GIVEN INSTRUCTION: Print out each entry below exactly, please.

RECORDS SUPPLIED:

# # # # #

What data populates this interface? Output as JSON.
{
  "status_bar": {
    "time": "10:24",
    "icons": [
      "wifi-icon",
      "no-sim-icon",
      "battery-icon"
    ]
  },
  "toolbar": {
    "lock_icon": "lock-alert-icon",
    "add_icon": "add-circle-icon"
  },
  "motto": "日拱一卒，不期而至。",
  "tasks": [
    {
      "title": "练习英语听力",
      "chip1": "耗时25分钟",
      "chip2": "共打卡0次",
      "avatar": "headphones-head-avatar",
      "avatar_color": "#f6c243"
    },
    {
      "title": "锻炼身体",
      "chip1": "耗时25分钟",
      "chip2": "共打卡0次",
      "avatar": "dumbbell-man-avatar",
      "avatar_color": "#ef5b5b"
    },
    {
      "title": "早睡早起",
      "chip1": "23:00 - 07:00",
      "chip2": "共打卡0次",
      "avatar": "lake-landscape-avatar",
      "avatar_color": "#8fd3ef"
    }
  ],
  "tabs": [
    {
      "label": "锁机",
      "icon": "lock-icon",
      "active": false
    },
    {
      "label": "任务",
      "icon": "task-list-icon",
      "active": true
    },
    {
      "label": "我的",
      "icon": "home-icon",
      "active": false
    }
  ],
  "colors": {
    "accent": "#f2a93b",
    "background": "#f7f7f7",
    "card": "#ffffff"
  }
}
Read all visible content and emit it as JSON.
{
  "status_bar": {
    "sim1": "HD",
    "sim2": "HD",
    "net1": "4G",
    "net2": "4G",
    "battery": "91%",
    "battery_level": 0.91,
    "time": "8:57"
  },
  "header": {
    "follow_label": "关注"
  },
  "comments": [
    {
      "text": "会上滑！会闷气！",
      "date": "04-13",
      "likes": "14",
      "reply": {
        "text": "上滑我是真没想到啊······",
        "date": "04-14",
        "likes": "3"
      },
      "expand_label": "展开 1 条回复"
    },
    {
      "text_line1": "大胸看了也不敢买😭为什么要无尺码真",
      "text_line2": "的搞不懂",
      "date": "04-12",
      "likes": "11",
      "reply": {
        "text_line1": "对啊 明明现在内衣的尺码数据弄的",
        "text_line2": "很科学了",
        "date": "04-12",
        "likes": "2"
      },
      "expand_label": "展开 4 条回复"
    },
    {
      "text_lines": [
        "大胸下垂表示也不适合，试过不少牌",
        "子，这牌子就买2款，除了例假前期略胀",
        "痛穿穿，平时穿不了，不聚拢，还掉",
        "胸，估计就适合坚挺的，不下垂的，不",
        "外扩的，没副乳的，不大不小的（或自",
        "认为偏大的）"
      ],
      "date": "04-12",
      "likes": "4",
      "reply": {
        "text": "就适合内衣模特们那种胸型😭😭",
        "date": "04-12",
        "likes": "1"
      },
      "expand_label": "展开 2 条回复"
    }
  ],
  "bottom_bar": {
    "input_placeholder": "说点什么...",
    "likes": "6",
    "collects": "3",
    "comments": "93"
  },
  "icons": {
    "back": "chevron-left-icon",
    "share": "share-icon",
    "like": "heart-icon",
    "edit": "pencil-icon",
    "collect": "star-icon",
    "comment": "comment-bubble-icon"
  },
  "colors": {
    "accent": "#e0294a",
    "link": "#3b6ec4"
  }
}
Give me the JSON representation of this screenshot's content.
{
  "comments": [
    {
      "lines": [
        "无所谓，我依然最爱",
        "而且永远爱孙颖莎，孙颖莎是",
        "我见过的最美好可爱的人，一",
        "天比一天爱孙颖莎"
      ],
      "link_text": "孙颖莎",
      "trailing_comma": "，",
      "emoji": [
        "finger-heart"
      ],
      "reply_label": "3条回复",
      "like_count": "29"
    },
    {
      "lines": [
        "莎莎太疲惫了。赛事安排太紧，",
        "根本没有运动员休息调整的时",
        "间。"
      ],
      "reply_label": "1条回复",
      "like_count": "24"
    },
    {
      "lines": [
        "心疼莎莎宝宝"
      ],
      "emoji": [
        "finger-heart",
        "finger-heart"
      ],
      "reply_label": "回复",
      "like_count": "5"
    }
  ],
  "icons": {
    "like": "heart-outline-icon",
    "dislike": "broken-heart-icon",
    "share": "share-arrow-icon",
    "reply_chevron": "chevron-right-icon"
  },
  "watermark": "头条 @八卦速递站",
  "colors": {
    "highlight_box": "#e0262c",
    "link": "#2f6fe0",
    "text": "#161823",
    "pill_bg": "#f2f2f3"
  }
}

# # # # #

SOLUTION:
What data populates this interface? Output as JSON.
{
  "status_bar": {
    "time": "10:24",
    "icons": [
      "wifi-icon",
      "no-sim-icon",
      "battery-icon"
    ]
  },
  "toolbar": {
    "lock_icon": "lock-alert-icon",
    "add_icon": "add-circle-icon"
  },
  "motto": "日拱一卒，不期而至。",
  "tasks": [
    {
      "title": "练习英语听力",
      "chip1": "耗时25分钟",
      "chip2": "共打卡0次",
      "avatar": "headphones-head-avatar",
      "avatar_color": "#f6c243"
    },
    {
      "title": "锻炼身体",
      "chip1": "耗时25分钟",
      "chip2": "共打卡0次",
      "avatar": "dumbbell-man-avatar",
      "avatar_color": "#ef5b5b"
    },
    {
      "title": "早睡早起",
      "chip1": "23:00 - 07:00",
      "chip2": "共打卡0次",
      "avatar": "lake-landscape-avatar",
      "avatar_color": "#8fd3ef"
    }
  ],
  "tabs": [
    {
      "label": "锁机",
      "icon": "lock-icon",
      "active": false
    },
    {
      "label": "任务",
      "icon": "task-list-icon",
      "active": true
    },
    {
      "label": "我的",
      "icon": "home-icon",
      "active": false
    }
  ],
  "colors": {
    "accent": "#f2a93b",
    "background": "#f7f7f7",
    "card": "#ffffff"
  }
}
Read all visible content and emit it as JSON.
{
  "status_bar": {
    "sim1": "HD",
    "sim2": "HD",
    "net1": "4G",
    "net2": "4G",
    "battery": "91%",
    "battery_level": 0.91,
    "time": "8:57"
  },
  "header": {
    "follow_label": "关注"
  },
  "comments": [
    {
      "text": "会上滑！会闷气！",
      "date": "04-13",
      "likes": "14",
      "reply": {
        "text": "上滑我是真没想到啊······",
        "date": "04-14",
        "likes": "3"
      },
      "expand_label": "展开 1 条回复"
    },
    {
      "text_line1": "大胸看了也不敢买😭为什么要无尺码真",
      "text_line2": "的搞不懂",
      "date": "04-12",
      "likes": "11",
      "reply": {
        "text_line1": "对啊 明明现在内衣的尺码数据弄的",
        "text_line2": "很科学了",
        "date": "04-12",
        "likes": "2"
      },
      "expand_label": "展开 4 条回复"
    },
    {
      "text_lines": [
        "大胸下垂表示也不适合，试过不少牌",
        "子，这牌子就买2款，除了例假前期略胀",
        "痛穿穿，平时穿不了，不聚拢，还掉",
        "胸，估计就适合坚挺的，不下垂的，不",
        "外扩的，没副乳的，不大不小的（或自",
        "认为偏大的）"
      ],
      "date": "04-12",
      "likes": "4",
      "reply": {
        "text": "就适合内衣模特们那种胸型😭😭",
        "date": "04-12",
        "likes": "1"
      },
      "expand_label": "展开 2 条回复"
    }
  ],
  "bottom_bar": {
    "input_placeholder": "说点什么...",
    "likes": "6",
    "collects": "3",
    "comments": "93"
  },
  "icons": {
    "back": "chevron-left-icon",
    "share": "share-icon",
    "like": "heart-icon",
    "edit": "pencil-icon",
    "collect": "star-icon",
    "comment": "comment-bubble-icon"
  },
  "colors": {
    "accent": "#e0294a",
    "link": "#3b6ec4"
  }
}
Give me the JSON representation of this screenshot's content.
{
  "comments": [
    {
      "lines": [
        "无所谓，我依然最爱",
        "而且永远爱孙颖莎，孙颖莎是",
        "我见过的最美好可爱的人，一",
        "天比一天爱孙颖莎"
      ],
      "link_text": "孙颖莎",
      "trailing_comma": "，",
      "emoji": [
        "finger-heart"
      ],
      "reply_label": "3条回复",
      "like_count": "29"
    },
    {
      "lines": [
        "莎莎太疲惫了。赛事安排太紧，",
        "根本没有运动员休息调整的时",
        "间。"
      ],
      "reply_label": "1条回复",
      "like_count": "24"
    },
    {
      "lines": [
        "心疼莎莎宝宝"
      ],
      "emoji": [
        "finger-heart",
        "finger-heart"
      ],
      "reply_label": "回复",
      "like_count": "5"
    }
  ],
  "icons": {
    "like": "heart-outline-icon",
    "dislike": "broken-heart-icon",
    "share": "share-arrow-icon",
    "reply_chevron": "chevron-right-icon"
  },
  "watermark": "头条 @八卦速递站",
  "colors": {
    "highlight_box": "#e0262c",
    "link": "#2f6fe0",
    "text": "#161823",
    "pill_bg": "#f2f2f3"
  }
}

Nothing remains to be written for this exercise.